* TASK TO COMPLETE: Exclude images, then output the remaining data verbatim.

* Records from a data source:
:::::
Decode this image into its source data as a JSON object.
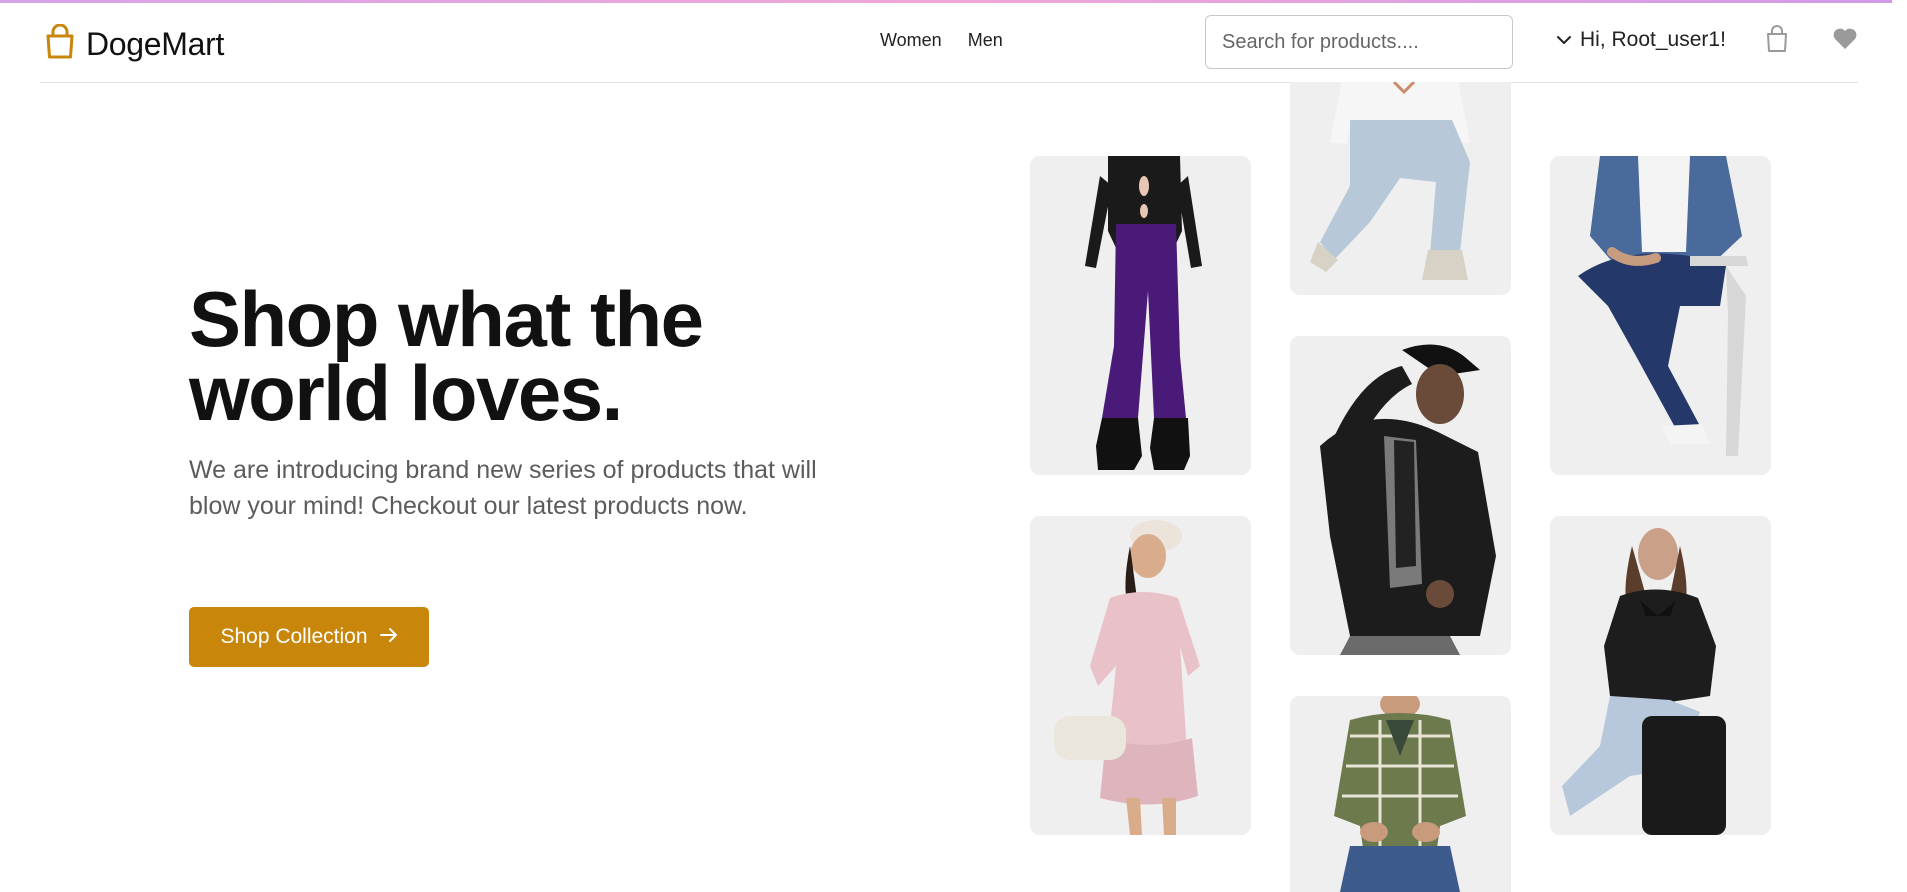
{
  "header": {
    "brand": "DogeMart",
    "nav": [
      {
        "label": "Women"
      },
      {
        "label": "Men"
      }
    ],
    "search": {
      "placeholder": "Search for products....",
      "value": ""
    },
    "user_greeting": "Hi, Root_user1!",
    "icons": {
      "logo": "shopping-bag-icon",
      "user_menu": "chevron-down-icon",
      "cart": "shopping-bag-icon",
      "wishlist": "heart-icon"
    }
  },
  "hero": {
    "title": "Shop what the world loves.",
    "description": "We are introducing brand new series of products that will blow your mind! Checkout our latest products now.",
    "cta_label": "Shop Collection",
    "cta_icon": "arrow-right-icon"
  },
  "gallery": [
    {
      "subject": "woman-purple-jeans"
    },
    {
      "subject": "woman-light-jeans-crouching"
    },
    {
      "subject": "man-denim-shirt-sitting"
    },
    {
      "subject": "woman-pink-dress"
    },
    {
      "subject": "man-leather-jacket-cap"
    },
    {
      "subject": "woman-leather-jacket-sitting"
    },
    {
      "subject": "man-plaid-shirt"
    }
  ],
  "colors": {
    "brand": "#c8870a",
    "text": "#111111",
    "muted": "#5c5c5c",
    "border": "#e3e3e3"
  }
}
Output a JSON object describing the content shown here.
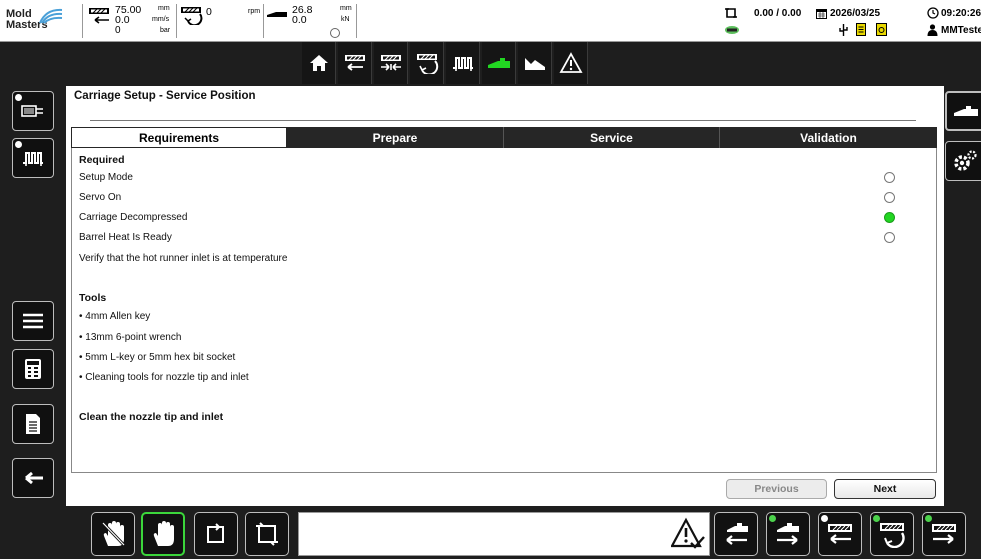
{
  "status": {
    "logo_line1": "Mold",
    "logo_line2": "Masters",
    "position_value": "75.00",
    "position_unit": "mm",
    "speed_value": "0.0",
    "speed_unit": "mm/s",
    "pressure_value": "0",
    "pressure_unit": "bar",
    "screw_rpm_value": "0",
    "screw_rpm_unit": "rpm",
    "carriage_position_value": "26.8",
    "carriage_position_unit": "mm",
    "carriage_force_value": "0.0",
    "carriage_force_unit": "kN",
    "counter": "0.00 / 0.00",
    "date": "2026/03/25",
    "time": "09:20:26",
    "user": "MMTester"
  },
  "nav": {
    "items": [
      "home-icon",
      "injection-icon",
      "clamp-icon",
      "screw-icon",
      "heater-icon",
      "carriage-icon",
      "chart-icon",
      "alarm-icon"
    ],
    "active": "carriage-icon"
  },
  "page": {
    "title": "Carriage Setup - Service Position",
    "tabs": [
      "Requirements",
      "Prepare",
      "Service",
      "Validation"
    ],
    "active_tab": "Requirements",
    "required_heading": "Required",
    "requirements": [
      {
        "label": "Setup Mode",
        "met": false
      },
      {
        "label": "Servo On",
        "met": false
      },
      {
        "label": "Carriage Decompressed",
        "met": true
      },
      {
        "label": "Barrel Heat Is Ready",
        "met": false
      }
    ],
    "verify_note": "Verify that the hot runner inlet is at temperature",
    "tools_heading": "Tools",
    "tools": [
      "• 4mm Allen key",
      "• 13mm 6-point wrench",
      "• 5mm L-key or 5mm hex bit socket",
      "• Cleaning tools for nozzle tip and inlet"
    ],
    "final_step": "Clean the nozzle tip and inlet",
    "previous_label": "Previous",
    "next_label": "Next"
  },
  "colors": {
    "accent_green": "#22d622",
    "dark": "#1e1e1e"
  }
}
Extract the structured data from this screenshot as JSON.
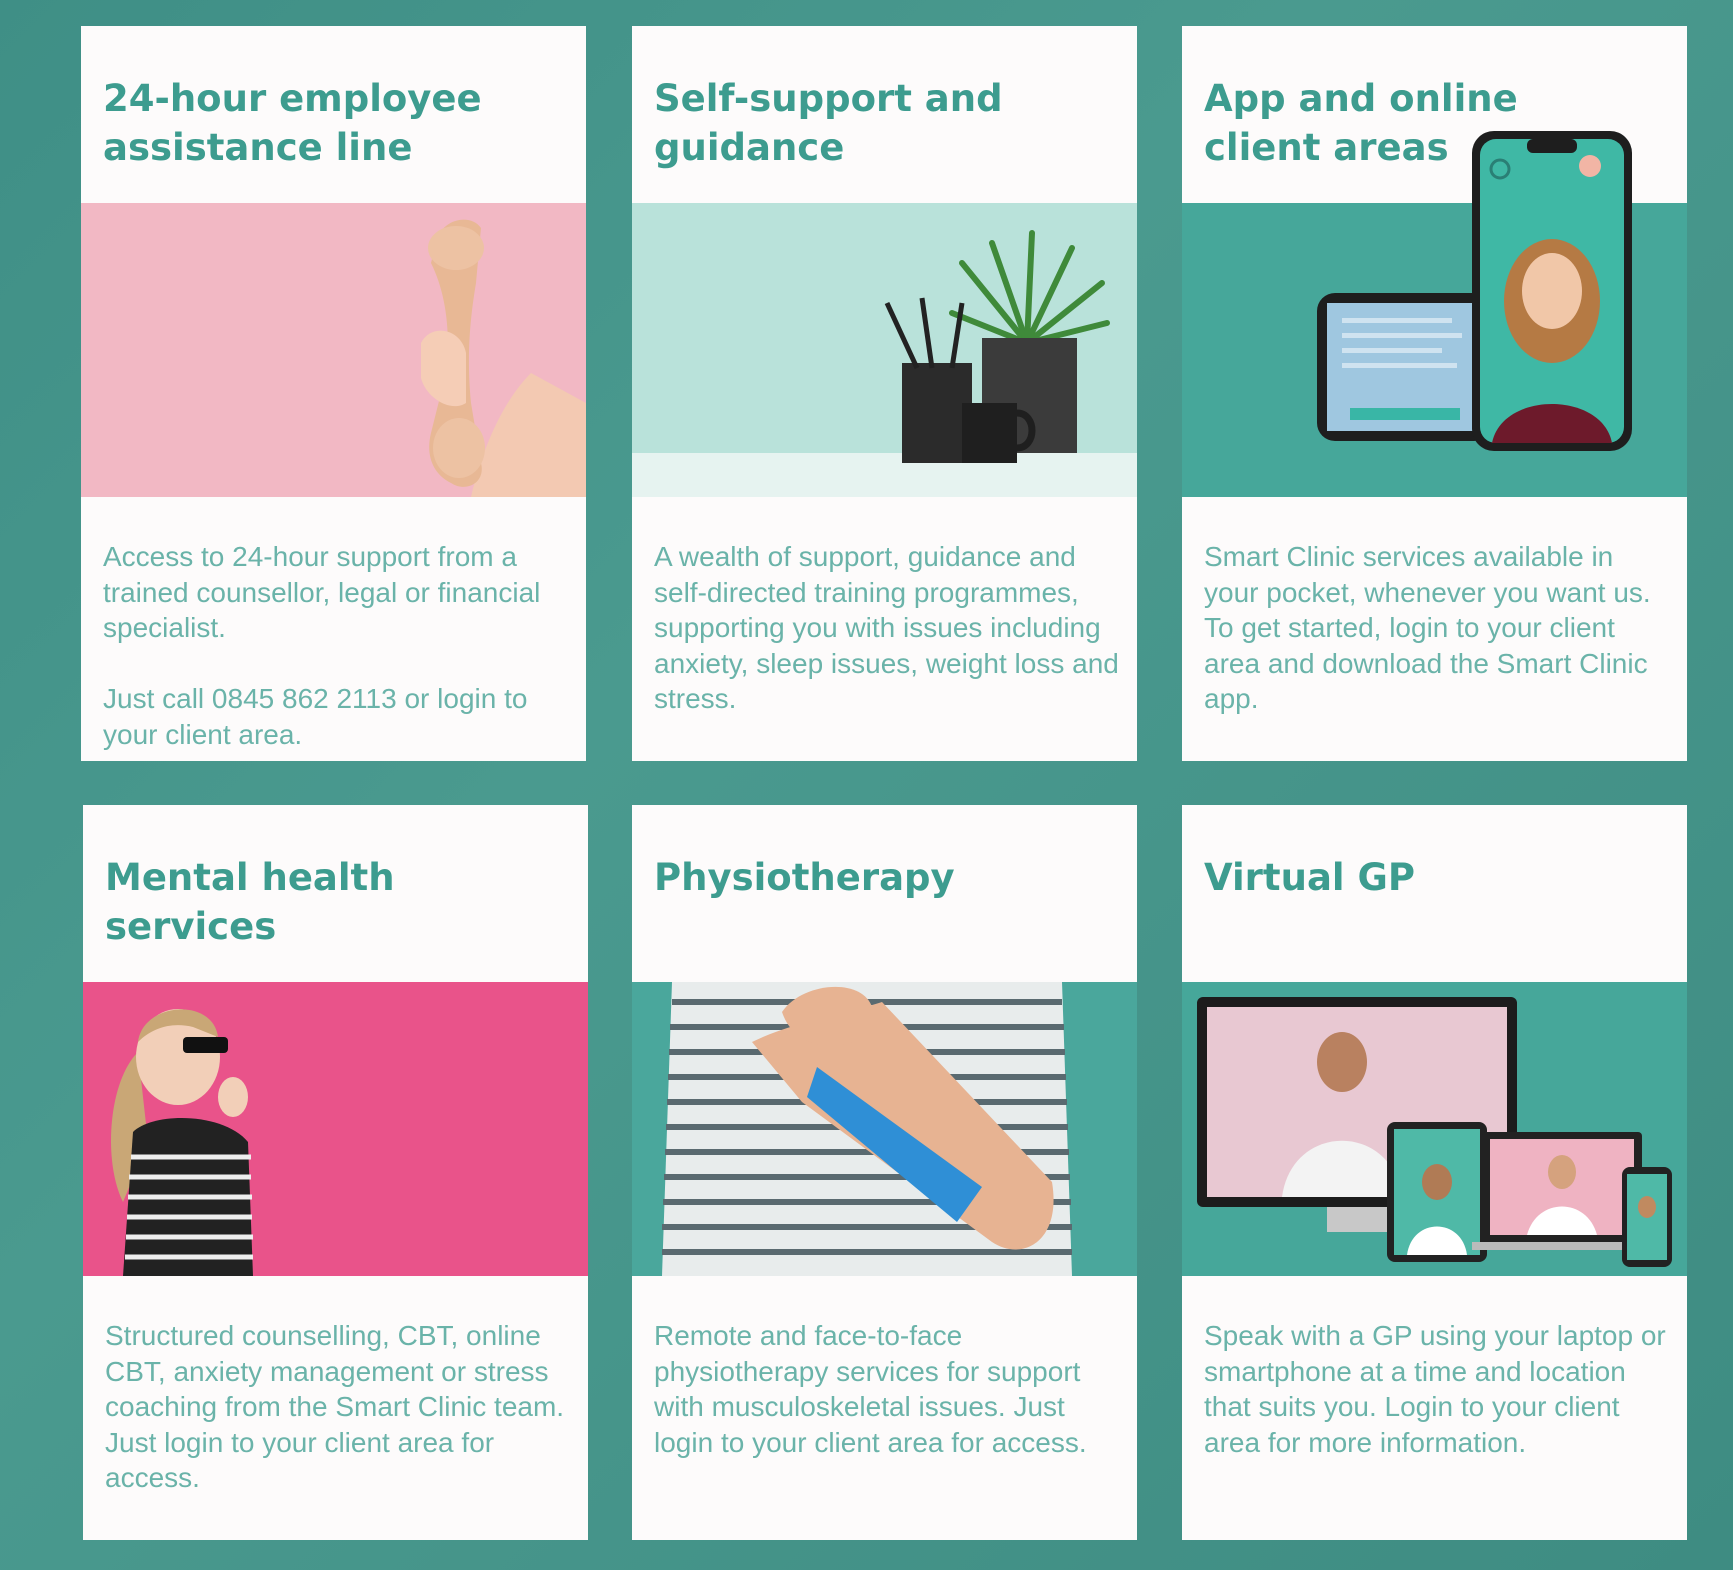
{
  "cards": [
    {
      "title": "24-hour employee\nassistance line",
      "body": "Access to 24-hour support from a trained counsellor, legal or financial specialist.\n\nJust call 0845 862 2113 or login to your client area."
    },
    {
      "title": "Self-support and\nguidance",
      "body": "A wealth of support, guidance and self-directed training programmes, supporting you with issues including anxiety, sleep issues, weight loss and stress."
    },
    {
      "title": "App and online\nclient areas",
      "body": "Smart Clinic services available in your pocket, whenever you want us.\nTo get started, login to your client area and download the Smart Clinic app."
    },
    {
      "title": "Mental health services",
      "body": "Structured counselling, CBT, online CBT, anxiety management or stress coaching from the Smart Clinic team. Just login to your client area for access."
    },
    {
      "title": "Physiotherapy",
      "body": "Remote and face-to-face physiotherapy services for support with musculoskeletal issues. Just login to your client area for access."
    },
    {
      "title": "Virtual GP",
      "body": "Speak with a GP using your laptop or smartphone at a time and location that suits you. Login to your client area for more information."
    }
  ],
  "colors": {
    "background": "#468f86",
    "card": "#fdfbfb",
    "title": "#3d9c8f",
    "body_text": "#6ab3a9"
  }
}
:::::
* THE OUTPUT:
Decode this image into its source data as a JSON object.
{
  "header": {
    "brand": "DogeMart",
    "nav": [
      {
        "label": "Women"
      },
      {
        "label": "Men"
      }
    ],
    "search": {
      "placeholder": "Search for products....",
      "value": ""
    },
    "user_greeting": "Hi, Root_user1!",
    "icons": {
      "logo": "shopping-bag-icon",
      "user_menu": "chevron-down-icon",
      "cart": "shopping-bag-icon",
      "wishlist": "heart-icon"
    }
  },
  "hero": {
    "title": "Shop what the world loves.",
    "description": "We are introducing brand new series of products that will blow your mind! Checkout our latest products now.",
    "cta_label": "Shop Collection",
    "cta_icon": "arrow-right-icon"
  },
  "gallery": [
    {
      "subject": "woman-purple-jeans"
    },
    {
      "subject": "woman-light-jeans-crouching"
    },
    {
      "subject": "man-denim-shirt-sitting"
    },
    {
      "subject": "woman-pink-dress"
    },
    {
      "subject": "man-leather-jacket-cap"
    },
    {
      "subject": "woman-leather-jacket-sitting"
    },
    {
      "subject": "man-plaid-shirt"
    }
  ],
  "colors": {
    "brand": "#c8870a",
    "text": "#111111",
    "muted": "#5c5c5c",
    "border": "#e3e3e3"
  }
}
Output a JSON object describing the content shown here.
{
  "status": {
    "logo_line1": "Mold",
    "logo_line2": "Masters",
    "position_value": "75.00",
    "position_unit": "mm",
    "speed_value": "0.0",
    "speed_unit": "mm/s",
    "pressure_value": "0",
    "pressure_unit": "bar",
    "screw_rpm_value": "0",
    "screw_rpm_unit": "rpm",
    "carriage_position_value": "26.8",
    "carriage_position_unit": "mm",
    "carriage_force_value": "0.0",
    "carriage_force_unit": "kN",
    "counter": "0.00 / 0.00",
    "date": "2026/03/25",
    "time": "09:20:26",
    "user": "MMTester"
  },
  "nav": {
    "items": [
      "home-icon",
      "injection-icon",
      "clamp-icon",
      "screw-icon",
      "heater-icon",
      "carriage-icon",
      "chart-icon",
      "alarm-icon"
    ],
    "active": "carriage-icon"
  },
  "page": {
    "title": "Carriage Setup - Service Position",
    "tabs": [
      "Requirements",
      "Prepare",
      "Service",
      "Validation"
    ],
    "active_tab": "Requirements",
    "required_heading": "Required",
    "requirements": [
      {
        "label": "Setup Mode",
        "met": false
      },
      {
        "label": "Servo On",
        "met": false
      },
      {
        "label": "Carriage Decompressed",
        "met": true
      },
      {
        "label": "Barrel Heat Is Ready",
        "met": false
      }
    ],
    "verify_note": "Verify that the hot runner inlet is at temperature",
    "tools_heading": "Tools",
    "tools": [
      "• 4mm Allen key",
      "• 13mm 6-point wrench",
      "• 5mm L-key or 5mm hex bit socket",
      "• Cleaning tools for nozzle tip and inlet"
    ],
    "final_step": "Clean the nozzle tip and inlet",
    "previous_label": "Previous",
    "next_label": "Next"
  },
  "colors": {
    "accent_green": "#22d622",
    "dark": "#1e1e1e"
  }
}
Extract the structured data from this screenshot as JSON.
{
  "cards": [
    {
      "title": "24-hour employee\nassistance line",
      "body": "Access to 24-hour support from a trained counsellor, legal or financial specialist.\n\nJust call 0845 862 2113 or login to your client area."
    },
    {
      "title": "Self-support and\nguidance",
      "body": "A wealth of support, guidance and self-directed training programmes, supporting you with issues including anxiety, sleep issues, weight loss and stress."
    },
    {
      "title": "App and online\nclient areas",
      "body": "Smart Clinic services available in your pocket, whenever you want us.\nTo get started, login to your client area and download the Smart Clinic app."
    },
    {
      "title": "Mental health services",
      "body": "Structured counselling, CBT, online CBT, anxiety management or stress coaching from the Smart Clinic team. Just login to your client area for access."
    },
    {
      "title": "Physiotherapy",
      "body": "Remote and face-to-face physiotherapy services for support with musculoskeletal issues. Just login to your client area for access."
    },
    {
      "title": "Virtual GP",
      "body": "Speak with a GP using your laptop or smartphone at a time and location that suits you. Login to your client area for more information."
    }
  ],
  "colors": {
    "background": "#468f86",
    "card": "#fdfbfb",
    "title": "#3d9c8f",
    "body_text": "#6ab3a9"
  }
}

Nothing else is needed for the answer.